RECORD SET ▸
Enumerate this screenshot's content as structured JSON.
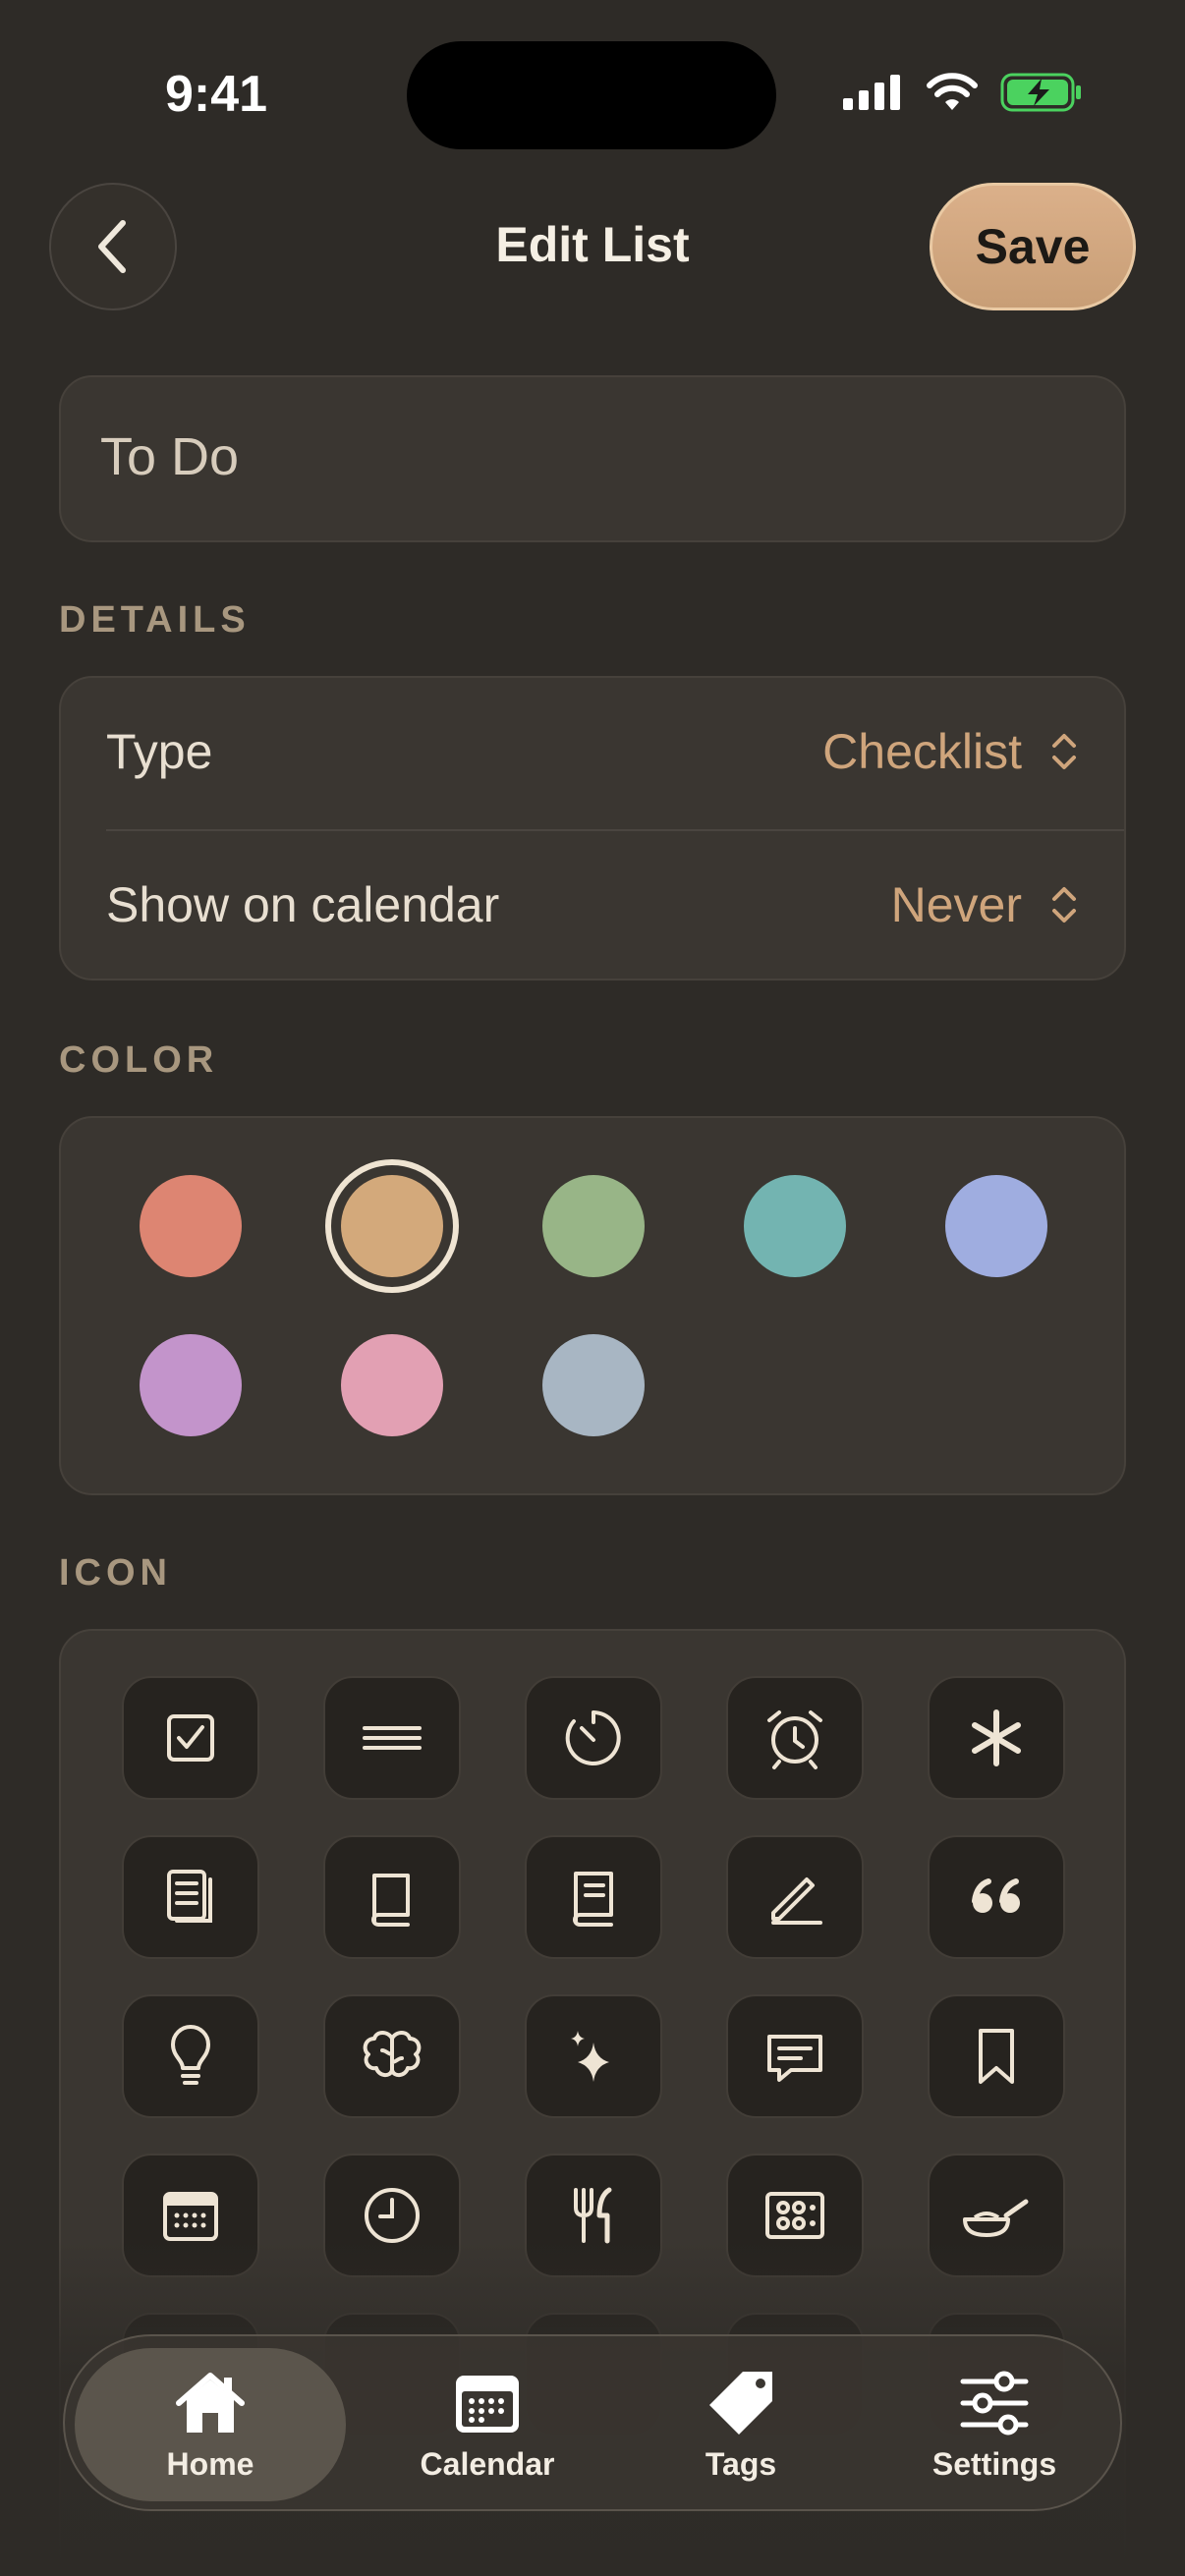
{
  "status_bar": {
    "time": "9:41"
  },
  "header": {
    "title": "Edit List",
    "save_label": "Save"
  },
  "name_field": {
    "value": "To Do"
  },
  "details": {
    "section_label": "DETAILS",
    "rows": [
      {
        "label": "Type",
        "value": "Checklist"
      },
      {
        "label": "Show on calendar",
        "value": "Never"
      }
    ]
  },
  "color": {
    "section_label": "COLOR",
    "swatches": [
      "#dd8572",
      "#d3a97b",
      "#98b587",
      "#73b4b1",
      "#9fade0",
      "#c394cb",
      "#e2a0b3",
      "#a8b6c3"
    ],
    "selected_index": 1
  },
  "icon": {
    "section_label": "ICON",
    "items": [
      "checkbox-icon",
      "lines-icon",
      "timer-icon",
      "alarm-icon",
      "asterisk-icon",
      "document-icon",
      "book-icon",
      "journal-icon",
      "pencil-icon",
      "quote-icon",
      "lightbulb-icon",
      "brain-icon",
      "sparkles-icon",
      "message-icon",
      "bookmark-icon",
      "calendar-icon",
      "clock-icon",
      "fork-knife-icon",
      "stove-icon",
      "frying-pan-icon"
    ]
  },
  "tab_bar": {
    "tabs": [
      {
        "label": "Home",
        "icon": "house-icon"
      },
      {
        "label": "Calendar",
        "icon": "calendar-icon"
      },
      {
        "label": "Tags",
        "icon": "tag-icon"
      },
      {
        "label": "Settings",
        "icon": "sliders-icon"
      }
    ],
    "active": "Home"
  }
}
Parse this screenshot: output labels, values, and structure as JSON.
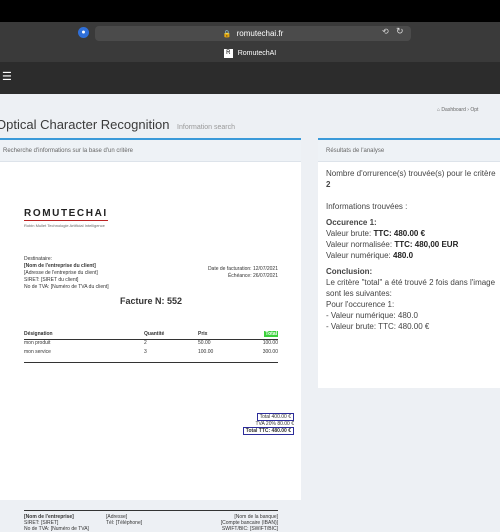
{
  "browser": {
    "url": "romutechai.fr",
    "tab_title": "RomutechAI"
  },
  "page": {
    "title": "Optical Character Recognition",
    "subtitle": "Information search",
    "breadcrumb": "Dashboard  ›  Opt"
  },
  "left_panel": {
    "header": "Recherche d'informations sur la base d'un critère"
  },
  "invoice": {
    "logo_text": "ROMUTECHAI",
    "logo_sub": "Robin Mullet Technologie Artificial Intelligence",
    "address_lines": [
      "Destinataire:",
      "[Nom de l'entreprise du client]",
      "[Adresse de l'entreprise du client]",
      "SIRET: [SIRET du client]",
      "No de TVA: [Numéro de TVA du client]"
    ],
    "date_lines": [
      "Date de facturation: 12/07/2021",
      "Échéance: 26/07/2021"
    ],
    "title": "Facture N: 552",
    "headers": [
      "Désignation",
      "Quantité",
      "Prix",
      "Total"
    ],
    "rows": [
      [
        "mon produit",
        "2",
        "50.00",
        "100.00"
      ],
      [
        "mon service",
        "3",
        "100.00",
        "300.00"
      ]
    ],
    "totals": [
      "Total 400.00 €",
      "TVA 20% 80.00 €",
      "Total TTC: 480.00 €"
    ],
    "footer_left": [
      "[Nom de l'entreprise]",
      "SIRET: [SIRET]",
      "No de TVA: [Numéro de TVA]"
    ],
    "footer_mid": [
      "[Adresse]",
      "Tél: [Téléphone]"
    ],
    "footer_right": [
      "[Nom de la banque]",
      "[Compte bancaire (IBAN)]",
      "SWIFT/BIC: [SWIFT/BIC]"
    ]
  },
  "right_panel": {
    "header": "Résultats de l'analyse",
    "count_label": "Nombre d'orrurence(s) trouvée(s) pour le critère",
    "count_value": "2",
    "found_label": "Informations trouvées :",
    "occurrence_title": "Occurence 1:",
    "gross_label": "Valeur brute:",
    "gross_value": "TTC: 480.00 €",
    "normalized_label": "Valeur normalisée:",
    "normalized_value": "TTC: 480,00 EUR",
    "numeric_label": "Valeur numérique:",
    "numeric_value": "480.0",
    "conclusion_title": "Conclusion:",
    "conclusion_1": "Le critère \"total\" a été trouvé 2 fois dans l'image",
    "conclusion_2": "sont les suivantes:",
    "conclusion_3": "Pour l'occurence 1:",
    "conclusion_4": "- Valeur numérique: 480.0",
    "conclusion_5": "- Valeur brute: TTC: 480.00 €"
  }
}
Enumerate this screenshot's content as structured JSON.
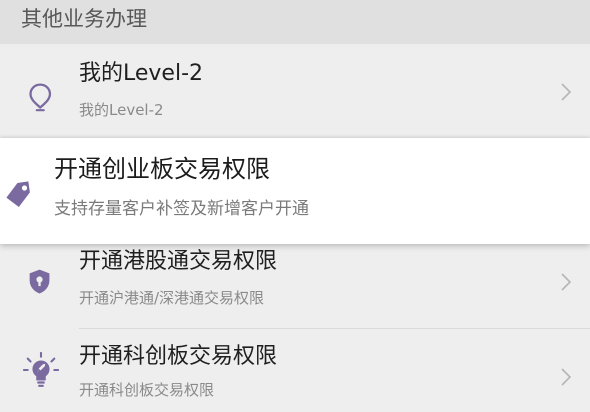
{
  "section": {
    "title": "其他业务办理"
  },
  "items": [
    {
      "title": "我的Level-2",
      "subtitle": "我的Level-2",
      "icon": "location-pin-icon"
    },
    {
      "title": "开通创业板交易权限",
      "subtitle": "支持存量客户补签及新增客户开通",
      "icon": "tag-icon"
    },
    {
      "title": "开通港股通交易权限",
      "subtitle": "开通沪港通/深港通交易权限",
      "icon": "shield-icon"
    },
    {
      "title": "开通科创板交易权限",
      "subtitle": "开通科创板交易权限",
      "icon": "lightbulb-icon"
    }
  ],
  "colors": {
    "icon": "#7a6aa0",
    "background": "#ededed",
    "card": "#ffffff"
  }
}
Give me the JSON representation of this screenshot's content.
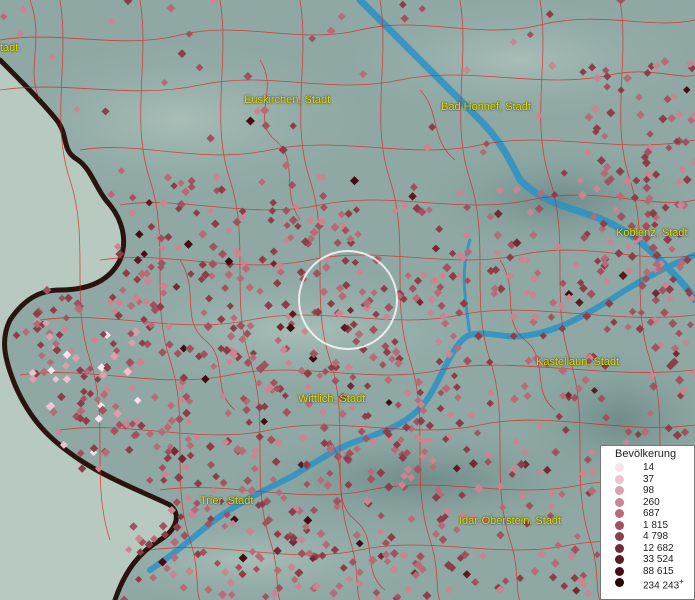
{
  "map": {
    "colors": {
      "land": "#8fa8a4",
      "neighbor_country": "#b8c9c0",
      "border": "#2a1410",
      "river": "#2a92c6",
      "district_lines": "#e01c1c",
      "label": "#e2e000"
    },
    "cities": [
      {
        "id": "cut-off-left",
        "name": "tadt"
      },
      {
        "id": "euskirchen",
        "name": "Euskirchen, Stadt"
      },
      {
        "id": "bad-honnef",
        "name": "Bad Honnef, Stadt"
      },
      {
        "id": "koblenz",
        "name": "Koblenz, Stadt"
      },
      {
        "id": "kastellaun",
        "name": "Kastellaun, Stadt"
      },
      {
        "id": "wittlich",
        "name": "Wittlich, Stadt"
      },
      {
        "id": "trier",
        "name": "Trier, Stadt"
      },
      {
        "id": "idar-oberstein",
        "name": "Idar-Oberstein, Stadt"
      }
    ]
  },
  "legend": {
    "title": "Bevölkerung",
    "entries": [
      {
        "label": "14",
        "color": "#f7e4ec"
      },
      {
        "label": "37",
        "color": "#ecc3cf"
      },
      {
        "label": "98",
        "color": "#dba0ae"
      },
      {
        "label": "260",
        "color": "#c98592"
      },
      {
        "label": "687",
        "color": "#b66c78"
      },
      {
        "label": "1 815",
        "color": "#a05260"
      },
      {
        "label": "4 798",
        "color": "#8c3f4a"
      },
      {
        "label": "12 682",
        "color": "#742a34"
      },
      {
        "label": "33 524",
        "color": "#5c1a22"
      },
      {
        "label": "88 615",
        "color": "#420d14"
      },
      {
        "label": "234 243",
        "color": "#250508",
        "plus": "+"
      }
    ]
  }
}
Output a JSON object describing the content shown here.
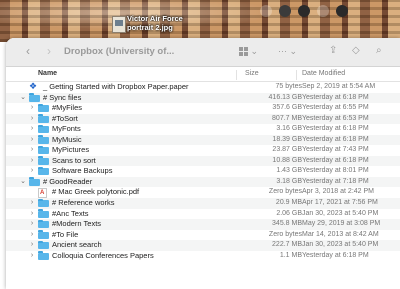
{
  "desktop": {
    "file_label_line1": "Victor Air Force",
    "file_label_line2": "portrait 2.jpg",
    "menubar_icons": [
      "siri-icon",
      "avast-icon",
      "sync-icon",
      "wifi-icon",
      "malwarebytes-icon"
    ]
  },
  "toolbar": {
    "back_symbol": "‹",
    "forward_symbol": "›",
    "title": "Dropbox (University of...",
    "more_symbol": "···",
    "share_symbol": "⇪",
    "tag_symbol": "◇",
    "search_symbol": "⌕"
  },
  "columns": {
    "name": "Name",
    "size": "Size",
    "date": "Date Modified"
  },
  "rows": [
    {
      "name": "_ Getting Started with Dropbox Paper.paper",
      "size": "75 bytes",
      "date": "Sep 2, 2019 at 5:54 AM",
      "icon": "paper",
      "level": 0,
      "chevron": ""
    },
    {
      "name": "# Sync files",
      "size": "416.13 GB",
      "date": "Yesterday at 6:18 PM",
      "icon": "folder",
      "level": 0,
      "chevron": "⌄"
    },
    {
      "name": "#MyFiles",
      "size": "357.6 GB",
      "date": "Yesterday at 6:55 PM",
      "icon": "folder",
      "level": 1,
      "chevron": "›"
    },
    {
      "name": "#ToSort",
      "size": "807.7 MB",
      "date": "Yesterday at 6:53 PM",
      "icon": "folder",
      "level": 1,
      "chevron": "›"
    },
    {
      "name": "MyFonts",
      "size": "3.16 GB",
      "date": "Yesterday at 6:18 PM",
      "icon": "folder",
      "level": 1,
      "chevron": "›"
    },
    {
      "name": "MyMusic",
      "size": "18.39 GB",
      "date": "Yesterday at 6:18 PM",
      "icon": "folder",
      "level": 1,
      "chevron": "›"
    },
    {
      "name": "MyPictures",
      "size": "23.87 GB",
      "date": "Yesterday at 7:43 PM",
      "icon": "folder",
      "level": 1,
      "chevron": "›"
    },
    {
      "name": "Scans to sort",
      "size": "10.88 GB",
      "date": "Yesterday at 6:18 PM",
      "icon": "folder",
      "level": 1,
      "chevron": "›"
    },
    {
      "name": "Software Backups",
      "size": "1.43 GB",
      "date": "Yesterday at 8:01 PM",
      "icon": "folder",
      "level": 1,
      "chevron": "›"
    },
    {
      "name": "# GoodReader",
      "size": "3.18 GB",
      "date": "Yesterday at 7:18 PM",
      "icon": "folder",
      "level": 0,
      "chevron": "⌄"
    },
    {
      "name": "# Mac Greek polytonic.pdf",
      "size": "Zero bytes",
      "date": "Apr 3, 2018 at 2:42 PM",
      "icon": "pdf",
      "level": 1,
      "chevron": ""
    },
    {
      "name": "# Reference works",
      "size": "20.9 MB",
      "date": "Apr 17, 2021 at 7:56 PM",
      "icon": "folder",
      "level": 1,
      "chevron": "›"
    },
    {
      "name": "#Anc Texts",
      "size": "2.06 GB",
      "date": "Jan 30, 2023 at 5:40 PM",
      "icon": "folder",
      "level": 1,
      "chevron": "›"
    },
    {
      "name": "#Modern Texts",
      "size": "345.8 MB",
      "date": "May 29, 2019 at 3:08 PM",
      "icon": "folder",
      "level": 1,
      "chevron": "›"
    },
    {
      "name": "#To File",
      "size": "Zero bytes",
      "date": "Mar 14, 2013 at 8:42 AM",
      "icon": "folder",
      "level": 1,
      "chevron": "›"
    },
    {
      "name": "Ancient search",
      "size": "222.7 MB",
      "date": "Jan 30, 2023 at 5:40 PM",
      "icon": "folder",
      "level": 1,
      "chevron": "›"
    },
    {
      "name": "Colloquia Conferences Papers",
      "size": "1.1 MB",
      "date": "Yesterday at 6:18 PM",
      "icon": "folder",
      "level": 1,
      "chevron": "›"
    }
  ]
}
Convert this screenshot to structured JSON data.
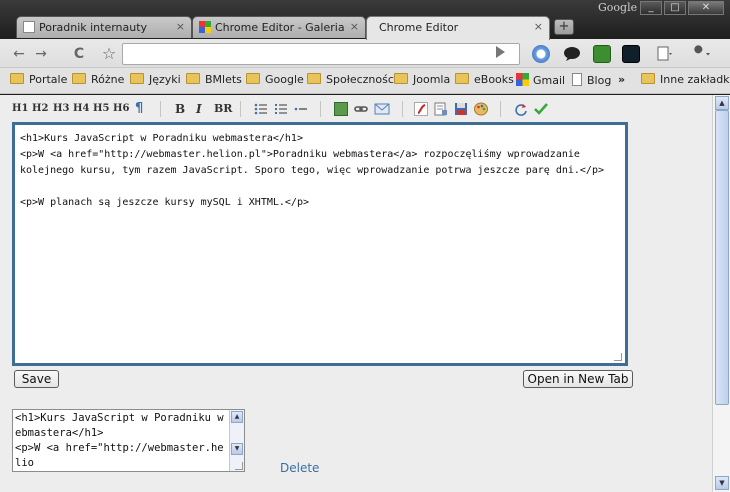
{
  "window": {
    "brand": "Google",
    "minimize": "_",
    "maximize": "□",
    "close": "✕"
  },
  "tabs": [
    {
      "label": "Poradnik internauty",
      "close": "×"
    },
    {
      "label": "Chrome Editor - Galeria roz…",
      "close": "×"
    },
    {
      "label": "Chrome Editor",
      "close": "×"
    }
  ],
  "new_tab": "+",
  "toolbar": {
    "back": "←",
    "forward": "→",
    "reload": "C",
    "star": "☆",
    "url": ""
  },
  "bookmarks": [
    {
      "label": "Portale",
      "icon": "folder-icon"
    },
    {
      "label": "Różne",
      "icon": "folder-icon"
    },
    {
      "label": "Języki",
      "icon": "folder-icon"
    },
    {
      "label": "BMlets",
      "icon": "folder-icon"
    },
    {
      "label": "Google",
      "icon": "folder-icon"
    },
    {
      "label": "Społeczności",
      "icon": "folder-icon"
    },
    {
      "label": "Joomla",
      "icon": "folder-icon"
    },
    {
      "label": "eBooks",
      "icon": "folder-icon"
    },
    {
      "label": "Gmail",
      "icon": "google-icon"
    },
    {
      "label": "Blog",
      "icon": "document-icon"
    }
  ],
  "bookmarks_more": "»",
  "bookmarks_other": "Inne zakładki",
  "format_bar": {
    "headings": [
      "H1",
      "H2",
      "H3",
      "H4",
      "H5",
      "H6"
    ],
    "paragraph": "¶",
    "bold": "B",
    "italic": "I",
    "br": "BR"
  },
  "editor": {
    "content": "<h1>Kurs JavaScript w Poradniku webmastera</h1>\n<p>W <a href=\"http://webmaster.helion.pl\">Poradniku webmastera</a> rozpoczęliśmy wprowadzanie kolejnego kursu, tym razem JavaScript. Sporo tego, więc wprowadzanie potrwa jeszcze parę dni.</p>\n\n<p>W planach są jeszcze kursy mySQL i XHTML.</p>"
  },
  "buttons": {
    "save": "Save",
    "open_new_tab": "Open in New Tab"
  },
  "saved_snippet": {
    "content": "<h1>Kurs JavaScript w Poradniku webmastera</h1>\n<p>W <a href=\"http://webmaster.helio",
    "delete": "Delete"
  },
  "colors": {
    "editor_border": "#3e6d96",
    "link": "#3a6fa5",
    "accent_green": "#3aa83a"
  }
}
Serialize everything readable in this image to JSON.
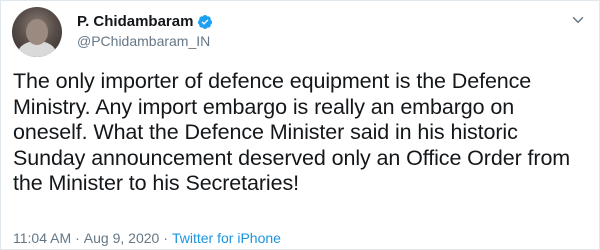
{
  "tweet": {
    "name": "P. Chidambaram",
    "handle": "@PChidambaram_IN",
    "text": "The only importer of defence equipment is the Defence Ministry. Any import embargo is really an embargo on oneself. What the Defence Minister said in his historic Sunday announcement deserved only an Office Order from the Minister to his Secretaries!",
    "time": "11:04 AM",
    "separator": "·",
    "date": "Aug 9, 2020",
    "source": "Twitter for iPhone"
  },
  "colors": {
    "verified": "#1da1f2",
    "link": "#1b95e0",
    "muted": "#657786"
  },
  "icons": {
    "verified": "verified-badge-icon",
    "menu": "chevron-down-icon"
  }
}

INSTRUCTIONS FOR THE TASK ▸ Search the records above for the string "entreprise". Copy every line that contains it.

RESPONSE TO THE EXERCISE ▸
      "[Nom de l'entreprise du client]",
      "[Adresse de l'entreprise du client]",
      "[Nom de l'entreprise]",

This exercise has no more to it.